→ **GIVEN ENTRIES**

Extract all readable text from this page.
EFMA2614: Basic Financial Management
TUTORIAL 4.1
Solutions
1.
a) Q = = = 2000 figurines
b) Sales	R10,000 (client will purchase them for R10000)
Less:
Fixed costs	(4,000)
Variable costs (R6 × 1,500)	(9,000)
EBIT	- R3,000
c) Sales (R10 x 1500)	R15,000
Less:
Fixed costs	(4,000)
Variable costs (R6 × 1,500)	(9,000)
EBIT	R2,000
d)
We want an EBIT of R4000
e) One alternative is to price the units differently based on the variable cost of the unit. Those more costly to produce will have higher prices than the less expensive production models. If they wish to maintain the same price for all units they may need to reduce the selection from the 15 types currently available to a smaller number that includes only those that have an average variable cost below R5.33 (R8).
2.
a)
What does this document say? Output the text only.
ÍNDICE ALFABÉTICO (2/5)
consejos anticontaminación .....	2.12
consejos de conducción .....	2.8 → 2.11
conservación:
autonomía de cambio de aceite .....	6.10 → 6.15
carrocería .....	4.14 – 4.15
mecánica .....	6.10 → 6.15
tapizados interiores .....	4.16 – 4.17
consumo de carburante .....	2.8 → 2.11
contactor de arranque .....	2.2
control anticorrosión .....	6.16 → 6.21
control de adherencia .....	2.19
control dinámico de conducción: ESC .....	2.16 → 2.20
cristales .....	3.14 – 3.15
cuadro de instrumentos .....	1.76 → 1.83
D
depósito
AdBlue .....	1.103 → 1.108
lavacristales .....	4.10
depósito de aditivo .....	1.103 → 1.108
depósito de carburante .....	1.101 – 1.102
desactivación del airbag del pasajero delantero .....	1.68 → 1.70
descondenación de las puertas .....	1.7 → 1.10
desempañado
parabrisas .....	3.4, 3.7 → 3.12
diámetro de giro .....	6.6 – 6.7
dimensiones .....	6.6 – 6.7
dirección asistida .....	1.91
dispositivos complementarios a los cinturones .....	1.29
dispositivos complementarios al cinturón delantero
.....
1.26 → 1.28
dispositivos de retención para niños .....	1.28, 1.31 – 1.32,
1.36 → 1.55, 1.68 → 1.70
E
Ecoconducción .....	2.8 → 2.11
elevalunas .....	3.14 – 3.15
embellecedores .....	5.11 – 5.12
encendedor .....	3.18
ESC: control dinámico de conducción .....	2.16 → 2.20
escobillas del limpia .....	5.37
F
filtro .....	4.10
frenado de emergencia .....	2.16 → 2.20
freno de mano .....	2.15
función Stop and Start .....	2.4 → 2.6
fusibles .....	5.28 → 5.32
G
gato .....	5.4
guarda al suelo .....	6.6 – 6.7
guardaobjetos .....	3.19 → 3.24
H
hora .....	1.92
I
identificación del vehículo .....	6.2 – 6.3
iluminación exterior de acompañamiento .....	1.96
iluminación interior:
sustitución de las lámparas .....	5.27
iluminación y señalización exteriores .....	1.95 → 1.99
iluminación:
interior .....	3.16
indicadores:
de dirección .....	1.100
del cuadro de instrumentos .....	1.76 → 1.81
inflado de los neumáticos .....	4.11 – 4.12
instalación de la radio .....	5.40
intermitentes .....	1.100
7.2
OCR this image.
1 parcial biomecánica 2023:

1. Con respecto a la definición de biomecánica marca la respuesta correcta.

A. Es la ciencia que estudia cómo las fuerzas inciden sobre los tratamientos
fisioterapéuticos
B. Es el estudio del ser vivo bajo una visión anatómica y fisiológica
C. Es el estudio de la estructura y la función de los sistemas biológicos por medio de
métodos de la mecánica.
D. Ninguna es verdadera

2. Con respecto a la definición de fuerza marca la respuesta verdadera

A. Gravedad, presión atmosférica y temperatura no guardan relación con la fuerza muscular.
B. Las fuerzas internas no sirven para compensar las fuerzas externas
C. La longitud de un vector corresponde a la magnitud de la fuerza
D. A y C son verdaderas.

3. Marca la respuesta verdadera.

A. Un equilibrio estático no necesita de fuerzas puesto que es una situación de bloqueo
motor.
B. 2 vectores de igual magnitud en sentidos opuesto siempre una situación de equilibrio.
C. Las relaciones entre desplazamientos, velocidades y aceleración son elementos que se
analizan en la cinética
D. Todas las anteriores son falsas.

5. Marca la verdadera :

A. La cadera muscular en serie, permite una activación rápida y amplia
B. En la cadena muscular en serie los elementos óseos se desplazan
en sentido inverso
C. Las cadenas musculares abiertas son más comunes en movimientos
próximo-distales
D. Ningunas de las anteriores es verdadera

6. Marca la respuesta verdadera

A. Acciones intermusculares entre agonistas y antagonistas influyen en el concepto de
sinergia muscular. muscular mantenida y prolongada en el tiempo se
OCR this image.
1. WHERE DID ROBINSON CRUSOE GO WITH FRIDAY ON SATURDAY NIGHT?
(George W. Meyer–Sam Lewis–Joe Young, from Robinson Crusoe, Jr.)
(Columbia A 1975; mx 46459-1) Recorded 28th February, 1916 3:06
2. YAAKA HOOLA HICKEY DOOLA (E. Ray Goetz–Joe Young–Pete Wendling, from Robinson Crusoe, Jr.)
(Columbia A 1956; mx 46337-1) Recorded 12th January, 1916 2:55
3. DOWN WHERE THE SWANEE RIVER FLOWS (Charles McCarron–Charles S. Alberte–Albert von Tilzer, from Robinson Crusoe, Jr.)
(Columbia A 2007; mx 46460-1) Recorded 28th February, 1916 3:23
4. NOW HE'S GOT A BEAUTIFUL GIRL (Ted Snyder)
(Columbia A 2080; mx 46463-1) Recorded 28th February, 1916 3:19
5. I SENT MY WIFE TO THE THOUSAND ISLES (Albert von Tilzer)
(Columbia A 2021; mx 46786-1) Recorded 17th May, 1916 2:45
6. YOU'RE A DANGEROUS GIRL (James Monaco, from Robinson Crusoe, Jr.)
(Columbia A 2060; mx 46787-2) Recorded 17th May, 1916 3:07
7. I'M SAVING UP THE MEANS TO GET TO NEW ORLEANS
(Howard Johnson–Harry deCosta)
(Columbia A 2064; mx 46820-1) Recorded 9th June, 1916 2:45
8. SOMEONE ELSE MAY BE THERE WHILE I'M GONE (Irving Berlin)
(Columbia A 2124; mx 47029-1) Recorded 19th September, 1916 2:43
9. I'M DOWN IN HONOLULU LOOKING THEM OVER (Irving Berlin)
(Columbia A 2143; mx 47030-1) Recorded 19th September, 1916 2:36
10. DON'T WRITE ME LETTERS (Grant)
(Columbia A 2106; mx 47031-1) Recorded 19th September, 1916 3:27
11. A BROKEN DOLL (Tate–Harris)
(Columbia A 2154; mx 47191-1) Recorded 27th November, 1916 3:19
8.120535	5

→ **OBJECTIVE**
Copy out every line that includes the word "WHERE".

→ **REPLY**
1. WHERE DID ROBINSON CRUSOE GO WITH FRIDAY ON SATURDAY NIGHT?
3. DOWN WHERE THE SWANEE RIVER FLOWS (Charles McCarron–Charles S. Alberte–Albert von Tilzer, from Robinson Crusoe, Jr.)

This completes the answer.